* Exercise requirements: Write out all of the entries exactly as given.

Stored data
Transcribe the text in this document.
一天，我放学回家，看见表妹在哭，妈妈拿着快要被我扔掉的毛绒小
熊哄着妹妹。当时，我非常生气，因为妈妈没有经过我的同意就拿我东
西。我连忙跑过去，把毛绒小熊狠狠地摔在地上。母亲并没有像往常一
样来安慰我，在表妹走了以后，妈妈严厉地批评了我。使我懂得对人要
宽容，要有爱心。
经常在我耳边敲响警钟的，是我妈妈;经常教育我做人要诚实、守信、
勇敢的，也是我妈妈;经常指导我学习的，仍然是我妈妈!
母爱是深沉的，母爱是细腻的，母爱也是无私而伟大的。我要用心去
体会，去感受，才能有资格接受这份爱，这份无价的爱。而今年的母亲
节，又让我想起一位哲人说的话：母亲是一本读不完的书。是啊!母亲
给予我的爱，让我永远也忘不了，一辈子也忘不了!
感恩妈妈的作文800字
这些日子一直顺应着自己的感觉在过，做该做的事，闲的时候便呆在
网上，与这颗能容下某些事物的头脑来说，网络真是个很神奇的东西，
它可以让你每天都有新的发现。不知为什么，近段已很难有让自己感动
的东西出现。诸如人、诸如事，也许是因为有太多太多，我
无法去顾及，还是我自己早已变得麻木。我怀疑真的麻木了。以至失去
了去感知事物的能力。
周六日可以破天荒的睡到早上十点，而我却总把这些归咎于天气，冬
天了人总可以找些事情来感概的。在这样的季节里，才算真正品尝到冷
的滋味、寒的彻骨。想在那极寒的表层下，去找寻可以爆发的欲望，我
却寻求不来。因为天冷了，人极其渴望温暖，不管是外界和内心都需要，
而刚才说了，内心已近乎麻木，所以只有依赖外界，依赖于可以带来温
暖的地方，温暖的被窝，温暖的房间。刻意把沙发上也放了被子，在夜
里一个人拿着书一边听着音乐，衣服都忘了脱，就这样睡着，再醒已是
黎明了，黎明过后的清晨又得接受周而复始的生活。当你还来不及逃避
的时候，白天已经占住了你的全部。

* Correct answer:
Transcribe the text in this document.
一天，我放学回家，看见表妹在哭，妈妈拿着快要被我扔掉的毛绒小
熊哄着妹妹。当时，我非常生气，因为妈妈没有经过我的同意就拿我东
西。我连忙跑过去，把毛绒小熊狠狠地摔在地上。母亲并没有像往常一
样来安慰我，在表妹走了以后，妈妈严厉地批评了我。使我懂得对人要
宽容，要有爱心。
经常在我耳边敲响警钟的，是我妈妈;经常教育我做人要诚实、守信、
勇敢的，也是我妈妈;经常指导我学习的，仍然是我妈妈!
母爱是深沉的，母爱是细腻的，母爱也是无私而伟大的。我要用心去
体会，去感受，才能有资格接受这份爱，这份无价的爱。而今年的母亲
节，又让我想起一位哲人说的话：母亲是一本读不完的书。是啊!母亲
给予我的爱，让我永远也忘不了，一辈子也忘不了!
感恩妈妈的作文800字
这些日子一直顺应着自己的感觉在过，做该做的事，闲的时候便呆在
网上，与这颗能容下某些事物的头脑来说，网络真是个很神奇的东西，
它可以让你每天都有新的发现。不知为什么，近段已很难有让自己感动
的东西出现。诸如人、诸如事，也许是因为有太多太多，我
无法去顾及，还是我自己早已变得麻木。我怀疑真的麻木了。以至失去
了去感知事物的能力。
周六日可以破天荒的睡到早上十点，而我却总把这些归咎于天气，冬
天了人总可以找些事情来感概的。在这样的季节里，才算真正品尝到冷
的滋味、寒的彻骨。想在那极寒的表层下，去找寻可以爆发的欲望，我
却寻求不来。因为天冷了，人极其渴望温暖，不管是外界和内心都需要，
而刚才说了，内心已近乎麻木，所以只有依赖外界，依赖于可以带来温
暖的地方，温暖的被窝，温暖的房间。刻意把沙发上也放了被子，在夜
里一个人拿着书一边听着音乐，衣服都忘了脱，就这样睡着，再醒已是
黎明了，黎明过后的清晨又得接受周而复始的生活。当你还来不及逃避
的时候，白天已经占住了你的全部。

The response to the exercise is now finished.